## Exercise goal
Check every line below for the word "this" and copy each one that has it.

[Data excerpts]
:::::

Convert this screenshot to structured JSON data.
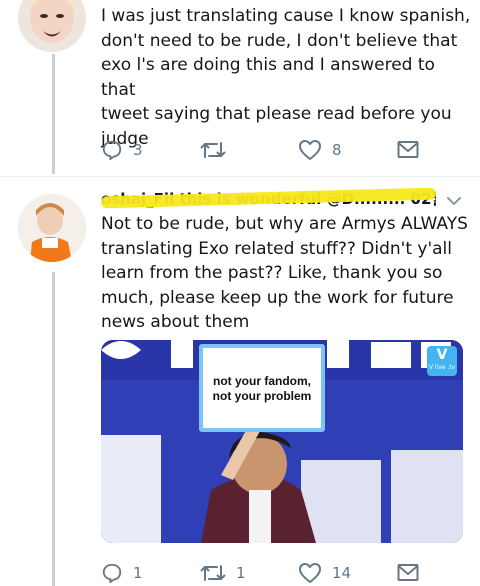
{
  "tweet1": {
    "text": "I was just translating cause I know spanish,\ndon't need to be rude, I don't believe that\nexo l's are doing this and I answered to that\ntweet saying that please read before you\njudge",
    "replies": "3",
    "retweets": "",
    "likes": "8"
  },
  "tweet2": {
    "handle": "oshaj_Fil this is wonderful @D.........  02월 02일",
    "text": "Not to be rude, but why are Armys ALWAYS\ntranslating Exo related stuff?? Didn't y'all\nlearn from the past?? Like, thank you so\nmuch, please keep up the work for future\nnews about them",
    "image": {
      "sign_text": "not your fandom,\nnot your problem",
      "watermark": "V",
      "watermark_sub": "V live .tv"
    },
    "replies": "1",
    "retweets": "1",
    "likes": "14"
  },
  "icons": {
    "reply": "reply-icon",
    "retweet": "retweet-icon",
    "like": "heart-icon",
    "dm": "mail-icon",
    "caret": "chevron-down-icon"
  },
  "colors": {
    "icon": "#657786",
    "highlight": "#f8e81a",
    "thread_line": "#c7d0d8"
  }
}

:::::

## The output
Convert this screenshot to structured JSON data.
    "text": "I was just translating cause I know spanish,\ndon't need to be rude, I don't believe that\nexo l's are doing this and I answered to that\ntweet saying that please read before you\njudge",
    "handle": "oshaj_Fil this is wonderful @D.........  02월 02일",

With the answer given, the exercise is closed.